You might say, “You can’t just run away from things you don’t like!” (Some people say that a lot.)

So true. But it’s really, really nice to have options.

3. Homeschoolers are isolated

This is just wrong. As a kid, I always thought that kids who went to school were isolated. Think about it: they’re stuck inside the same building every single day. With the same people. Sitting in the same places. Not all homeschoolers do the same stuff, but I think it’s pretty common to get involved in the community naturally as a non-schooler. You’re out during the day, when everyone else is in school. You find mentors, teachers, friends, who other kids either would never meet or wouldn’t think to get to know because they’ve learned that “friend” means someone the same age, and that teachers exist within the walls of the school.

Did that sound too harsh? Maybe your kids don’t think that way. Even if they do, it’s not the end of the world. My husband thought that way, and he’s an incredibly successful adult by any measure.

I now realize that kids who go to school aren’t as isolated as I first suspected. But it certainly seems harder for them to interact with the broader community. Often because they just don’t have time!

Let me make it personal, which is always safer: Unschooling for me was never about staying inside. It was about learning everywhere I went. It was about taking a different class every day, getting to know different groups of people, competing in competitions that represented many different interests, and having the time to have a job that meant a lot to me.

Being able to survive and flourish in the normative environment can be critical to succeeding in society. Kids learn to do that in school. Or they learn to do it in college, after having been unschooled. Or they can just pick it up, from being around other people.

I think we have to also be careful not to underestimate how capable people are of learning things quickly.

Here’s a little story, to conclude:

I was out with my husband and some of his high school friends last night (I’d never met them before). One of them asked me what I write about, and I mentioned that homeschooling is a topic I keep coming back to.

“Oh, wow, you were homeschooled!” he said.
§
- [To do]
a – Answer these questions about the homeschooling excerpt:
(i) According to the writer, what are kids who go to school stuck inside every single day?
(ii) Who does the writer describe as an incredibly successful adult by any measure?
(iii) Whom was the writer out with last night?
b – Copy out the part of the homeschooling excerpt starting with "Being able to" and going on through "coming back to.".

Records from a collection
§
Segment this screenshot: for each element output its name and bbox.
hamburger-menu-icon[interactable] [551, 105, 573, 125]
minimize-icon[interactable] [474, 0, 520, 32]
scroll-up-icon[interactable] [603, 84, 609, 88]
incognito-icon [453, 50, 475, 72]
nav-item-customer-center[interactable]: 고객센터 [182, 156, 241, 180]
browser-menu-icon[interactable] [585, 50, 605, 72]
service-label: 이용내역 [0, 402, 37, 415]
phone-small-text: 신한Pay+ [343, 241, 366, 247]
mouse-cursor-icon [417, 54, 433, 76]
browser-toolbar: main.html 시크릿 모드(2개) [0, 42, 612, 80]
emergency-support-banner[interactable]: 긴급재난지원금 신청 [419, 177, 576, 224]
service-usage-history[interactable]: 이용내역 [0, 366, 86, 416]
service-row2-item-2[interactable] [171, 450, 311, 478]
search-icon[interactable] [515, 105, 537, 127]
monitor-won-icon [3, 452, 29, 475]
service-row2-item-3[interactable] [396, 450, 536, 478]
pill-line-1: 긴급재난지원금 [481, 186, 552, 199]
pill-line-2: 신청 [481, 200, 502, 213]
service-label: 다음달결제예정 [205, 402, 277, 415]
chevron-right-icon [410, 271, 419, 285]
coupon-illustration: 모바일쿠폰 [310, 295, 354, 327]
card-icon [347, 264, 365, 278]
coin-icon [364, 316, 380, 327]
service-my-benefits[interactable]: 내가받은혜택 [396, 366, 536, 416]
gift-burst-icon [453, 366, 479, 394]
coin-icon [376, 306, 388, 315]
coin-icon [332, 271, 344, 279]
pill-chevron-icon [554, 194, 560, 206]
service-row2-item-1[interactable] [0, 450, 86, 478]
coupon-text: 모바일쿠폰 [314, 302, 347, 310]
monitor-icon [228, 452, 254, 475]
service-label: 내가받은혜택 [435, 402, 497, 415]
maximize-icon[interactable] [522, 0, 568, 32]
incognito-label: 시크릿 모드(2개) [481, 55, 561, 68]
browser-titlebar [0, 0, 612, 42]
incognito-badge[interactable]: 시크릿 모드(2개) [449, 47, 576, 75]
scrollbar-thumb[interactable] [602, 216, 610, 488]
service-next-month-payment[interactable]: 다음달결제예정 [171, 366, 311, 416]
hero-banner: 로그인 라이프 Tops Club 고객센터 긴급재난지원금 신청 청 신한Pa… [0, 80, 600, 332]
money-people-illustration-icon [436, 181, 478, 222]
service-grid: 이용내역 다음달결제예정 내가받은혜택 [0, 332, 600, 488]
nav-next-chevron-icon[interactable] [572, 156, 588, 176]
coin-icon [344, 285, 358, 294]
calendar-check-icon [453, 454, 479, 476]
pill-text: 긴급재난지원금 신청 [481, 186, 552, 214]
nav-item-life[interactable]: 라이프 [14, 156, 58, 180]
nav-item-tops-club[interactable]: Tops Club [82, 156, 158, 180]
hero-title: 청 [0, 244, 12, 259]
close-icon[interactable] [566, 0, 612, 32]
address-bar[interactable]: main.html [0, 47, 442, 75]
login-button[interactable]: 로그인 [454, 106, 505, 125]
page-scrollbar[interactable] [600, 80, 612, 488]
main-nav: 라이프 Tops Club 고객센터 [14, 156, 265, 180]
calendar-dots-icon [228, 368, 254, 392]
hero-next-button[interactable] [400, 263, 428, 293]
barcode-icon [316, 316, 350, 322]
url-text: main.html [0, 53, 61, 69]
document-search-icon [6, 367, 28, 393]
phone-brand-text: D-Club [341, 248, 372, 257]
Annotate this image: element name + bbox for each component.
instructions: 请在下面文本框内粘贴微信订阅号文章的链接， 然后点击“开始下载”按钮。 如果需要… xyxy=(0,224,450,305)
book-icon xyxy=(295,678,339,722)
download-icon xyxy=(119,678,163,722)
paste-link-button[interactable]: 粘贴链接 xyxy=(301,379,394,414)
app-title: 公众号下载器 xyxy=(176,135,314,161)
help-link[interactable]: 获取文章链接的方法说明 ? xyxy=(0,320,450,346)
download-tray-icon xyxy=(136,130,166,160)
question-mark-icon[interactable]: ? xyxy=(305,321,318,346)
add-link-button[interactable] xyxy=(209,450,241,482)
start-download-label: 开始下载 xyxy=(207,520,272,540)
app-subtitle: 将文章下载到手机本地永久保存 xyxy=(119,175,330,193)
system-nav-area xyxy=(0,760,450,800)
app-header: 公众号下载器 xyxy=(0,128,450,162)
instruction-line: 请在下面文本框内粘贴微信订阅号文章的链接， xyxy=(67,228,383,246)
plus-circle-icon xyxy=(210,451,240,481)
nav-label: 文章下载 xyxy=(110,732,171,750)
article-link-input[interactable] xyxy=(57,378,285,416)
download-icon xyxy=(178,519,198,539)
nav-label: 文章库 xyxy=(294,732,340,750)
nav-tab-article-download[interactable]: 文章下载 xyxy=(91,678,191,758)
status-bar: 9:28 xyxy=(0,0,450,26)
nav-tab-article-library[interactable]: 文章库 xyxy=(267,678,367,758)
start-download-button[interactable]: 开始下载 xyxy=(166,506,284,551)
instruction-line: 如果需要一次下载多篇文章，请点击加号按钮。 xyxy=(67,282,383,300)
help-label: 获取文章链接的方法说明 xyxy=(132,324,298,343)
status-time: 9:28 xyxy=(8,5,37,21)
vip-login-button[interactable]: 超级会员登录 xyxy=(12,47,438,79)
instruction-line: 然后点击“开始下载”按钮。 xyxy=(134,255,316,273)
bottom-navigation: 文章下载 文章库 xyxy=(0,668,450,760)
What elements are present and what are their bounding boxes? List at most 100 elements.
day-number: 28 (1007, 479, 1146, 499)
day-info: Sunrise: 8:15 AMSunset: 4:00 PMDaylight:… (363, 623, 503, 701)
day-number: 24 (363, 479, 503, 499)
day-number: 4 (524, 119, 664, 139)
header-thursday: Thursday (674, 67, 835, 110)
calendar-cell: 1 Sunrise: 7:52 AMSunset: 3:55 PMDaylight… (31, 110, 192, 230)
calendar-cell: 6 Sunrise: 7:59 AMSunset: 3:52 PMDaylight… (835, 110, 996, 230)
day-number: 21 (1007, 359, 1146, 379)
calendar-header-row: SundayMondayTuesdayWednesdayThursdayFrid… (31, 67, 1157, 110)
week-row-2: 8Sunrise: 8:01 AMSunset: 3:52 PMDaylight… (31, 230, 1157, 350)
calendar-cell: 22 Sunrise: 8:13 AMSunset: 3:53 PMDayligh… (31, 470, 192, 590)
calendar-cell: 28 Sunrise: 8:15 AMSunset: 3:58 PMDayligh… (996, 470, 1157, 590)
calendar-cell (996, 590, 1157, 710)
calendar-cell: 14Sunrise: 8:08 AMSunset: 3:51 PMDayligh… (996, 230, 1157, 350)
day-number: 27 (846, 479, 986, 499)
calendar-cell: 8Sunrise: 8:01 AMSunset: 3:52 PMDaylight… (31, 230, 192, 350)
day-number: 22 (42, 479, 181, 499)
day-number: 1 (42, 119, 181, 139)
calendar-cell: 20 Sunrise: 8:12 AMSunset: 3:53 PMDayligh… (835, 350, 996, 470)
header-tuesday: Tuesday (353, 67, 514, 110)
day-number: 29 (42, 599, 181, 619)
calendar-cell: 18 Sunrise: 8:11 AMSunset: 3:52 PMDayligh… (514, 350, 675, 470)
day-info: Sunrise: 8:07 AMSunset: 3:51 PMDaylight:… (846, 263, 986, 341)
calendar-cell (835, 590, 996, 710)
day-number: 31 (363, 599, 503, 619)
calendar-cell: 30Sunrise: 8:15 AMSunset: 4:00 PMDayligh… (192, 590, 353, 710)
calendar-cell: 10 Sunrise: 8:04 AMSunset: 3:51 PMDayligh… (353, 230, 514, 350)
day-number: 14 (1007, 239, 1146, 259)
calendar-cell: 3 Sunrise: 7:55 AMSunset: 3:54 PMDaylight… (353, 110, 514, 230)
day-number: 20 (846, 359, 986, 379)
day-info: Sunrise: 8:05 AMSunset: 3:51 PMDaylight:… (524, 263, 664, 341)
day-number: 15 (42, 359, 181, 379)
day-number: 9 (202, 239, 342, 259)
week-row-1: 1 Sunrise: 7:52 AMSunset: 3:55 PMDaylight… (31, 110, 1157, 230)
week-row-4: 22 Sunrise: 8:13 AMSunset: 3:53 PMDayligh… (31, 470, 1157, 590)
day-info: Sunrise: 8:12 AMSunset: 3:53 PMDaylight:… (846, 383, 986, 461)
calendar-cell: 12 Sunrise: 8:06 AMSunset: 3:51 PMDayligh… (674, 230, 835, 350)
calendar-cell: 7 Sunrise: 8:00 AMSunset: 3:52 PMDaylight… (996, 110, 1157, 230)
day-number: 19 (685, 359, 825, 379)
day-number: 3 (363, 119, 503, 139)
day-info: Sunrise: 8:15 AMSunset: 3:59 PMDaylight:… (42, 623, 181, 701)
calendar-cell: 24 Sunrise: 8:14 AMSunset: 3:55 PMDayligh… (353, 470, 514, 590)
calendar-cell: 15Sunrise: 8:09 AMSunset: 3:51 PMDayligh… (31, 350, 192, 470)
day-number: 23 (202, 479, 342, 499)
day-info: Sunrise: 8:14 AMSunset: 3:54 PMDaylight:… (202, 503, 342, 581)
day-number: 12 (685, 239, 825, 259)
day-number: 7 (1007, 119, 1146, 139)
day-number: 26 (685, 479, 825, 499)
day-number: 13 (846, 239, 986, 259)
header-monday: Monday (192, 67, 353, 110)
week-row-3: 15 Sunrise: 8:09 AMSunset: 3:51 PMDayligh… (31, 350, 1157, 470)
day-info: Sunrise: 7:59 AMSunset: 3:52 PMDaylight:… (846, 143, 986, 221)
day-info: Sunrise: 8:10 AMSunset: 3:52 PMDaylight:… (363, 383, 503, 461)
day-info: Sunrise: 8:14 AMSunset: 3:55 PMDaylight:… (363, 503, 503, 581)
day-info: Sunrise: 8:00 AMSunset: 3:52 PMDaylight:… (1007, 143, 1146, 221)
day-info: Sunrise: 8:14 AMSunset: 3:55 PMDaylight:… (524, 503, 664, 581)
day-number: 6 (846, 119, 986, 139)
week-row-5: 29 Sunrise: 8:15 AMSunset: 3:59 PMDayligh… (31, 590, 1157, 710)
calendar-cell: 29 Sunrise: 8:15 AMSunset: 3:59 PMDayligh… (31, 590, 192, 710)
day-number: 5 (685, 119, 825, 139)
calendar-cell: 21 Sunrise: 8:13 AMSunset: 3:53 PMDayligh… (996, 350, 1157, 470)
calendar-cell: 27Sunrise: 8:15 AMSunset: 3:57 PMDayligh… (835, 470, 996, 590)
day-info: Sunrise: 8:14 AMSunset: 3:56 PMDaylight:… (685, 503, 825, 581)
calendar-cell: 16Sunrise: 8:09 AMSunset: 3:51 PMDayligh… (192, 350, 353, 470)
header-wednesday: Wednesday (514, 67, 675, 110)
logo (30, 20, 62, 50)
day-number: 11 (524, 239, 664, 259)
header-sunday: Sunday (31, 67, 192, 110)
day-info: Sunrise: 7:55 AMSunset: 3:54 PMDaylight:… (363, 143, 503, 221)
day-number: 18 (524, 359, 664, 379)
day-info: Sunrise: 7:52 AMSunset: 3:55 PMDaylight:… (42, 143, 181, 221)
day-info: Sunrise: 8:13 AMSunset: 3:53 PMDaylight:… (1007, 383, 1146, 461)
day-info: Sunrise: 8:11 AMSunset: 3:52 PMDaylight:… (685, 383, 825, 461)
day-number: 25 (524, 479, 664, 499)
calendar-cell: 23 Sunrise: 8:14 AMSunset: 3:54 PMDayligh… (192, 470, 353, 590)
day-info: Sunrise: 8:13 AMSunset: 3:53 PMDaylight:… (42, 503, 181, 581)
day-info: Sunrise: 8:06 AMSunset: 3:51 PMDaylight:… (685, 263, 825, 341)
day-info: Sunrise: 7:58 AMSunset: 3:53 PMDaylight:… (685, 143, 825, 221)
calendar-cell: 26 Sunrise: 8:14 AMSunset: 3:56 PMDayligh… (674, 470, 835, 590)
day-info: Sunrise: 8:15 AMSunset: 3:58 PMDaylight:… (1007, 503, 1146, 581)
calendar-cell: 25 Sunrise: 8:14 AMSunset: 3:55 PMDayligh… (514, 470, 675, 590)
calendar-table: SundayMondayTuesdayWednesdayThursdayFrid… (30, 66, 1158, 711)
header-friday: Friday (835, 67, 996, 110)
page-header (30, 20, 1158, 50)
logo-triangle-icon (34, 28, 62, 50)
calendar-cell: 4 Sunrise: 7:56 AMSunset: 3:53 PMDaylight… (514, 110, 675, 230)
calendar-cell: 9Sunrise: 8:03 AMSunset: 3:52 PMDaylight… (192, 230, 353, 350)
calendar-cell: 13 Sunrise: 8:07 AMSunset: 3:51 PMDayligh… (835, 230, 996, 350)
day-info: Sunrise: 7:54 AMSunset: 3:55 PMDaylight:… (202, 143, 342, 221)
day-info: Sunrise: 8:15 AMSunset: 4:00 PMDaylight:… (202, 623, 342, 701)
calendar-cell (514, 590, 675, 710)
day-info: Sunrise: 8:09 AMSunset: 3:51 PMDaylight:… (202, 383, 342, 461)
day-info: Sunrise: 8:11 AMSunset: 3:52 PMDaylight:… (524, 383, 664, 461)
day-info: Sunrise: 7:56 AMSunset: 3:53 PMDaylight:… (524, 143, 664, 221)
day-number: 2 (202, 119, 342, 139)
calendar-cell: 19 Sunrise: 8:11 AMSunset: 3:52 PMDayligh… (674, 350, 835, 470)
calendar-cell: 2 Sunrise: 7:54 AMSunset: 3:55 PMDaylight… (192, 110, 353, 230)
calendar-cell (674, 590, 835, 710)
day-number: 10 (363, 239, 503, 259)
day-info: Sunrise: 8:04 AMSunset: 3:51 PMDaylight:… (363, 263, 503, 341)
§
- [List of answers]
a –
(i) The same building.
(ii) The writer's husband.
(iii) The writer's husband and some of his high school friends.

b –
Being able to survive and flourish in the normative environment can be critical to succeeding in society. Kids learn to do that in school. Or they learn to do it in college, after having been unschooled. Or they can just pick it up, from being around other people.

I think we have to also be careful not to underestimate how capable people are of learning things quickly.

Here’s a little story, to conclude:

I was out with my husband and some of his high school friends last night (I’d never met them before). One of them asked me what I write about, and I mentioned that homeschooling is a topic I keep coming back to.